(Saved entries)
START

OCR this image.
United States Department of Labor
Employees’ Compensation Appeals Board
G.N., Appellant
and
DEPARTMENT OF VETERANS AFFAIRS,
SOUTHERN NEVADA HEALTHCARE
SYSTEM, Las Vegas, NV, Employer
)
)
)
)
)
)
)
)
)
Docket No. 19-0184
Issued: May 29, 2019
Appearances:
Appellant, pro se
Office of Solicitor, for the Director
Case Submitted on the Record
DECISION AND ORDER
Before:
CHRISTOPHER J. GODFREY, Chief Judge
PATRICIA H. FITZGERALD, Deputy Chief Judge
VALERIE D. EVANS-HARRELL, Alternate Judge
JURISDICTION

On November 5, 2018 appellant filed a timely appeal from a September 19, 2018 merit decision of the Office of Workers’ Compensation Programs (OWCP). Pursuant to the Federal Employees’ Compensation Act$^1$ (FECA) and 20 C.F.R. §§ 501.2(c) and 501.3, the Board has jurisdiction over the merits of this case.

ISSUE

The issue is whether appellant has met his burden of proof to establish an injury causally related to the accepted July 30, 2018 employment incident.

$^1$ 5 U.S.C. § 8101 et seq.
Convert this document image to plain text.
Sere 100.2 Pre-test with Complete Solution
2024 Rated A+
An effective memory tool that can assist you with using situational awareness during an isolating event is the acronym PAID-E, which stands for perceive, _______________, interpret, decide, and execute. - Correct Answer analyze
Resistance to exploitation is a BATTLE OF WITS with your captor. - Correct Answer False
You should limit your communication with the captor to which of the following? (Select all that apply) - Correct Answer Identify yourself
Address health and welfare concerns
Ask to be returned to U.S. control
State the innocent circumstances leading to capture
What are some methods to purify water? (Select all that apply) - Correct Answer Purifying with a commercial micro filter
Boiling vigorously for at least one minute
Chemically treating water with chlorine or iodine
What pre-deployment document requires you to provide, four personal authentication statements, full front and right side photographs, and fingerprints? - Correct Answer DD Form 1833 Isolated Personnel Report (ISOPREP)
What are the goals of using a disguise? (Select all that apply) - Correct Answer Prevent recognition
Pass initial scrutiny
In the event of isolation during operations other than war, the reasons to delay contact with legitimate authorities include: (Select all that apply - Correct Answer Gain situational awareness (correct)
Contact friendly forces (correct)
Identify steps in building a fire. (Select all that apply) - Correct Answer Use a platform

END

→ What the task requires
Look through the records and count each line that holds "situational". Write only the total.

→ Exercise response
2